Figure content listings
------------------------------------
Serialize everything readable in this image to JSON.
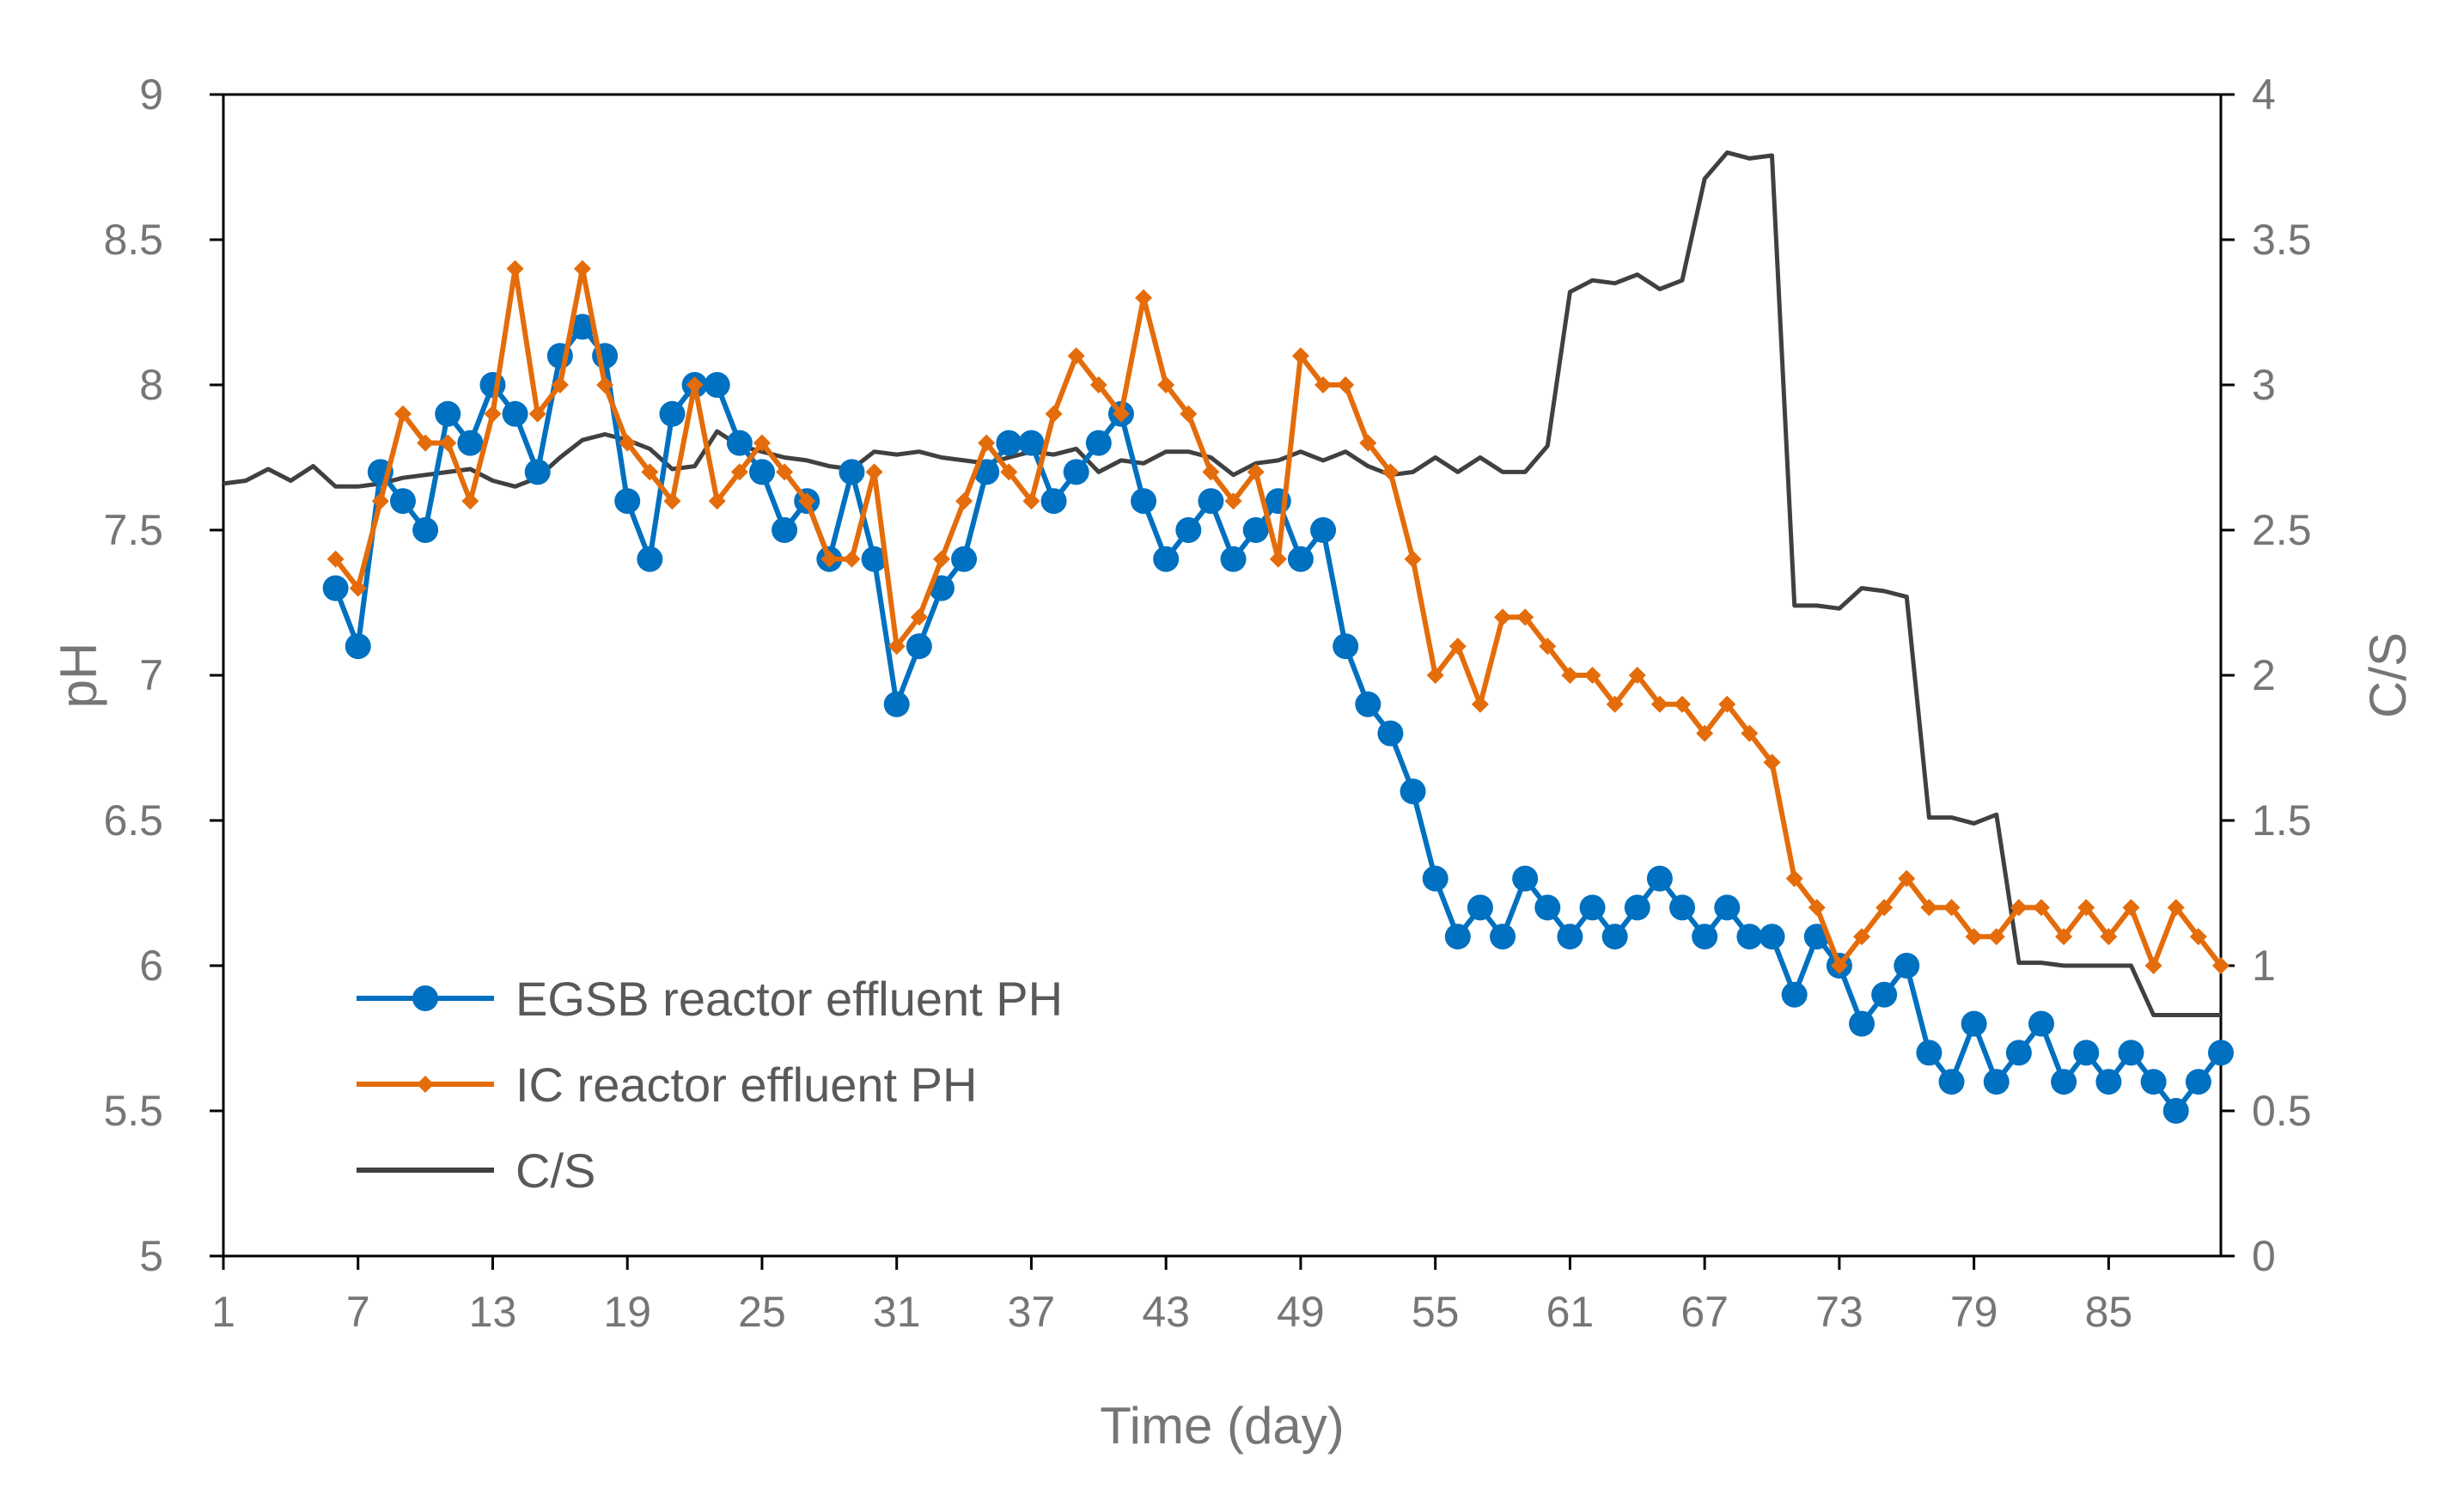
{
  "chart_data": {
    "type": "line",
    "xlabel": "Time (day)",
    "ylabel_left": "pH",
    "ylabel_right": "C/S",
    "x_ticks": [
      "1",
      "7",
      "13",
      "19",
      "25",
      "31",
      "37",
      "43",
      "49",
      "55",
      "61",
      "67",
      "73",
      "79",
      "85"
    ],
    "y_left_ticks": [
      "9",
      "8.5",
      "8",
      "7.5",
      "7",
      "6.5",
      "6",
      "5.5",
      "5"
    ],
    "y_right_ticks": [
      "4",
      "3.5",
      "3",
      "2.5",
      "2",
      "1.5",
      "1",
      "0.5",
      "0"
    ],
    "xlim": [
      1,
      90
    ],
    "ylim_left": [
      5,
      9
    ],
    "ylim_right": [
      0,
      4
    ],
    "legend": [
      "EGSB reactor effluent PH",
      "IC reactor effluent PH",
      "C/S"
    ],
    "colors": {
      "egsb": "#0070C0",
      "ic": "#E46C0A",
      "cs": "#404040",
      "axis": "#000000",
      "text": "#767676"
    },
    "series": [
      {
        "name": "EGSB reactor effluent PH",
        "axis": "left",
        "marker": "circle",
        "x": [
          6,
          7,
          8,
          9,
          10,
          11,
          12,
          13,
          14,
          15,
          16,
          17,
          18,
          19,
          20,
          21,
          22,
          23,
          24,
          25,
          26,
          27,
          28,
          29,
          30,
          31,
          32,
          33,
          34,
          35,
          36,
          37,
          38,
          39,
          40,
          41,
          42,
          43,
          44,
          45,
          46,
          47,
          48,
          49,
          50,
          51,
          52,
          53,
          54,
          55,
          56,
          57,
          58,
          59,
          60,
          61,
          62,
          63,
          64,
          65,
          66,
          67,
          68,
          69,
          70,
          71,
          72,
          73,
          74,
          75,
          76,
          77,
          78,
          79,
          80,
          81,
          82,
          83,
          84,
          85,
          86,
          87,
          88,
          89,
          90
        ],
        "values": [
          7.3,
          7.1,
          7.7,
          7.6,
          7.5,
          7.9,
          7.8,
          8.0,
          7.9,
          7.7,
          8.1,
          8.2,
          8.1,
          7.6,
          7.4,
          7.9,
          8.0,
          8.0,
          7.8,
          7.7,
          7.5,
          7.6,
          7.4,
          7.7,
          7.4,
          6.9,
          7.1,
          7.3,
          7.4,
          7.7,
          7.8,
          7.8,
          7.6,
          7.7,
          7.8,
          7.9,
          7.6,
          7.4,
          7.5,
          7.6,
          7.4,
          7.5,
          7.6,
          7.4,
          7.5,
          7.1,
          6.9,
          6.8,
          6.6,
          6.3,
          6.1,
          6.2,
          6.1,
          6.3,
          6.2,
          6.1,
          6.2,
          6.1,
          6.2,
          6.3,
          6.2,
          6.1,
          6.2,
          6.1,
          6.1,
          5.9,
          6.1,
          6.0,
          5.8,
          5.9,
          6.0,
          5.7,
          5.6,
          5.8,
          5.6,
          5.7,
          5.8,
          5.6,
          5.7,
          5.6,
          5.7,
          5.6,
          5.5,
          5.6,
          5.7
        ]
      },
      {
        "name": "IC reactor effluent PH",
        "axis": "left",
        "marker": "diamond",
        "x": [
          6,
          7,
          8,
          9,
          10,
          11,
          12,
          13,
          14,
          15,
          16,
          17,
          18,
          19,
          20,
          21,
          22,
          23,
          24,
          25,
          26,
          27,
          28,
          29,
          30,
          31,
          32,
          33,
          34,
          35,
          36,
          37,
          38,
          39,
          40,
          41,
          42,
          43,
          44,
          45,
          46,
          47,
          48,
          49,
          50,
          51,
          52,
          53,
          54,
          55,
          56,
          57,
          58,
          59,
          60,
          61,
          62,
          63,
          64,
          65,
          66,
          67,
          68,
          69,
          70,
          71,
          72,
          73,
          74,
          75,
          76,
          77,
          78,
          79,
          80,
          81,
          82,
          83,
          84,
          85,
          86,
          87,
          88,
          89,
          90
        ],
        "values": [
          7.4,
          7.3,
          7.6,
          7.9,
          7.8,
          7.8,
          7.6,
          7.9,
          8.4,
          7.9,
          8.0,
          8.4,
          8.0,
          7.8,
          7.7,
          7.6,
          8.0,
          7.6,
          7.7,
          7.8,
          7.7,
          7.6,
          7.4,
          7.4,
          7.7,
          7.1,
          7.2,
          7.4,
          7.6,
          7.8,
          7.7,
          7.6,
          7.9,
          8.1,
          8.0,
          7.9,
          8.3,
          8.0,
          7.9,
          7.7,
          7.6,
          7.7,
          7.4,
          8.1,
          8.0,
          8.0,
          7.8,
          7.7,
          7.4,
          7.0,
          7.1,
          6.9,
          7.2,
          7.2,
          7.1,
          7.0,
          7.0,
          6.9,
          7.0,
          6.9,
          6.9,
          6.8,
          6.9,
          6.8,
          6.7,
          6.3,
          6.2,
          6.0,
          6.1,
          6.2,
          6.3,
          6.2,
          6.2,
          6.1,
          6.1,
          6.2,
          6.2,
          6.1,
          6.2,
          6.1,
          6.2,
          6.0,
          6.2,
          6.1,
          6.0
        ]
      },
      {
        "name": "C/S",
        "axis": "right",
        "marker": "none",
        "x": [
          1,
          2,
          3,
          4,
          5,
          6,
          7,
          8,
          9,
          10,
          11,
          12,
          13,
          14,
          15,
          16,
          17,
          18,
          19,
          20,
          21,
          22,
          23,
          24,
          25,
          26,
          27,
          28,
          29,
          30,
          31,
          32,
          33,
          34,
          35,
          36,
          37,
          38,
          39,
          40,
          41,
          42,
          43,
          44,
          45,
          46,
          47,
          48,
          49,
          50,
          51,
          52,
          53,
          54,
          55,
          56,
          57,
          58,
          59,
          60,
          61,
          62,
          63,
          64,
          65,
          66,
          67,
          68,
          69,
          70,
          71,
          72,
          73,
          74,
          75,
          76,
          77,
          78,
          79,
          80,
          81,
          82,
          83,
          84,
          85,
          86,
          87,
          88,
          89,
          90
        ],
        "values": [
          2.66,
          2.67,
          2.71,
          2.67,
          2.72,
          2.65,
          2.65,
          2.66,
          2.68,
          2.69,
          2.7,
          2.71,
          2.67,
          2.65,
          2.68,
          2.75,
          2.81,
          2.83,
          2.81,
          2.78,
          2.71,
          2.72,
          2.84,
          2.79,
          2.77,
          2.75,
          2.74,
          2.72,
          2.71,
          2.77,
          2.76,
          2.77,
          2.75,
          2.74,
          2.73,
          2.75,
          2.77,
          2.76,
          2.78,
          2.7,
          2.74,
          2.73,
          2.77,
          2.77,
          2.75,
          2.69,
          2.73,
          2.74,
          2.77,
          2.74,
          2.77,
          2.72,
          2.69,
          2.7,
          2.75,
          2.7,
          2.75,
          2.7,
          2.7,
          2.79,
          3.32,
          3.36,
          3.35,
          3.38,
          3.33,
          3.36,
          3.71,
          3.8,
          3.78,
          3.79,
          2.24,
          2.24,
          2.23,
          2.3,
          2.29,
          2.27,
          1.51,
          1.51,
          1.49,
          1.52,
          1.01,
          1.01,
          1.0,
          1.0,
          1.0,
          1.0,
          0.83,
          0.83,
          0.83,
          0.83
        ]
      }
    ]
  }
}
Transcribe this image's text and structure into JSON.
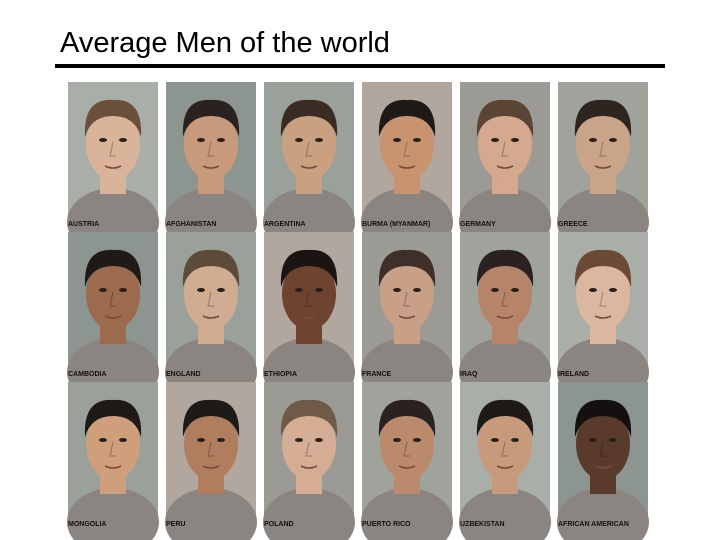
{
  "header": {
    "title": "Average Men of the world"
  },
  "grid": {
    "labels": [
      "AUSTRIA",
      "AFGHANISTAN",
      "ARGENTINA",
      "BURMA (MYANMAR)",
      "GERMANY",
      "GREECE",
      "CAMBODIA",
      "ENGLAND",
      "ETHIOPIA",
      "FRANCE",
      "IRAQ",
      "IRELAND",
      "MONGOLIA",
      "PERU",
      "POLAND",
      "PUERTO RICO",
      "UZBEKISTAN",
      "AFRICAN AMERICAN"
    ]
  }
}
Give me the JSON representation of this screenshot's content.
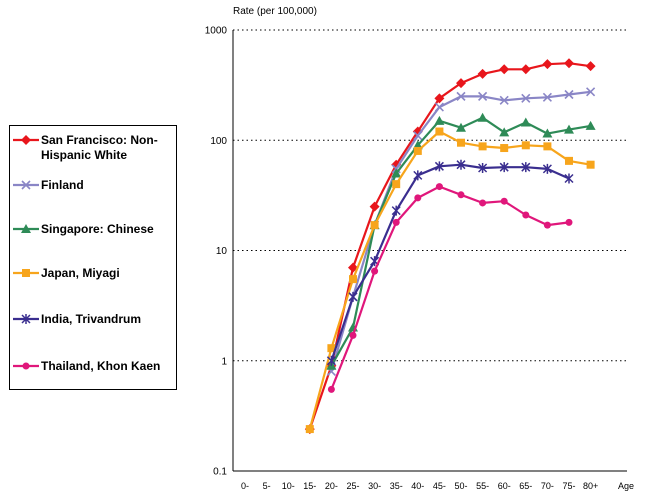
{
  "chart_data": {
    "type": "line",
    "ylabel": "Rate (per 100,000)",
    "xlabel": "Age",
    "yscale": "log",
    "ylim": [
      0.1,
      1000
    ],
    "yticks": [
      "0.1",
      "1",
      "10",
      "100",
      "1000"
    ],
    "categories": [
      "0-",
      "5-",
      "10-",
      "15-",
      "20-",
      "25-",
      "30-",
      "35-",
      "40-",
      "45-",
      "50-",
      "55-",
      "60-",
      "65-",
      "70-",
      "75-",
      "80+"
    ],
    "grid": "horizontal dotted",
    "legend_position": "left",
    "series": [
      {
        "name": "San Francisco: Non-Hispanic White",
        "color": "#e8161c",
        "marker": "diamond",
        "values": [
          null,
          null,
          null,
          0.24,
          0.9,
          7,
          25,
          60,
          120,
          240,
          330,
          400,
          440,
          440,
          490,
          500,
          470
        ]
      },
      {
        "name": "Finland",
        "color": "#8a86c6",
        "marker": "x",
        "values": [
          null,
          null,
          null,
          null,
          0.8,
          3.8,
          17,
          55,
          110,
          200,
          250,
          250,
          230,
          240,
          245,
          260,
          275
        ]
      },
      {
        "name": "Singapore: Chinese",
        "color": "#2e8b57",
        "marker": "triangle",
        "values": [
          null,
          null,
          null,
          null,
          0.9,
          2,
          17,
          50,
          90,
          150,
          130,
          160,
          118,
          145,
          115,
          125,
          135
        ]
      },
      {
        "name": "Japan, Miyagi",
        "color": "#f7a51c",
        "marker": "square",
        "values": [
          null,
          null,
          null,
          0.24,
          1.3,
          5.5,
          17,
          40,
          80,
          120,
          95,
          88,
          85,
          90,
          88,
          65,
          60
        ]
      },
      {
        "name": "India, Trivandrum",
        "color": "#3a2e8f",
        "marker": "star",
        "values": [
          null,
          null,
          null,
          null,
          1,
          3.8,
          8,
          23,
          48,
          58,
          60,
          56,
          57,
          57,
          55,
          45,
          null
        ]
      },
      {
        "name": "Thailand, Khon Kaen",
        "color": "#e0177b",
        "marker": "circle",
        "values": [
          null,
          null,
          null,
          null,
          0.55,
          1.7,
          6.5,
          18,
          30,
          38,
          32,
          27,
          28,
          21,
          17,
          18,
          null
        ]
      }
    ]
  }
}
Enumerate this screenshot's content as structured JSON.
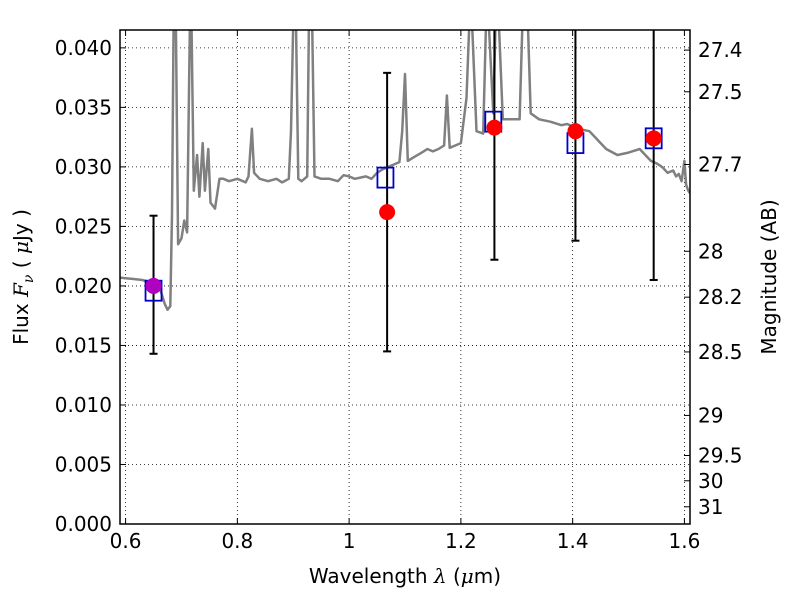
------------------------------------
Problem to work on
Filter out every line that lacks the word "this", and copy the rest.

The completed task
Serialize everything readable in this image to JSON.
Transcribe this image's text and structure into JSON.
Give me the JSON representation of this screenshot's content.
Enumerate this screenshot's content as structured JSON.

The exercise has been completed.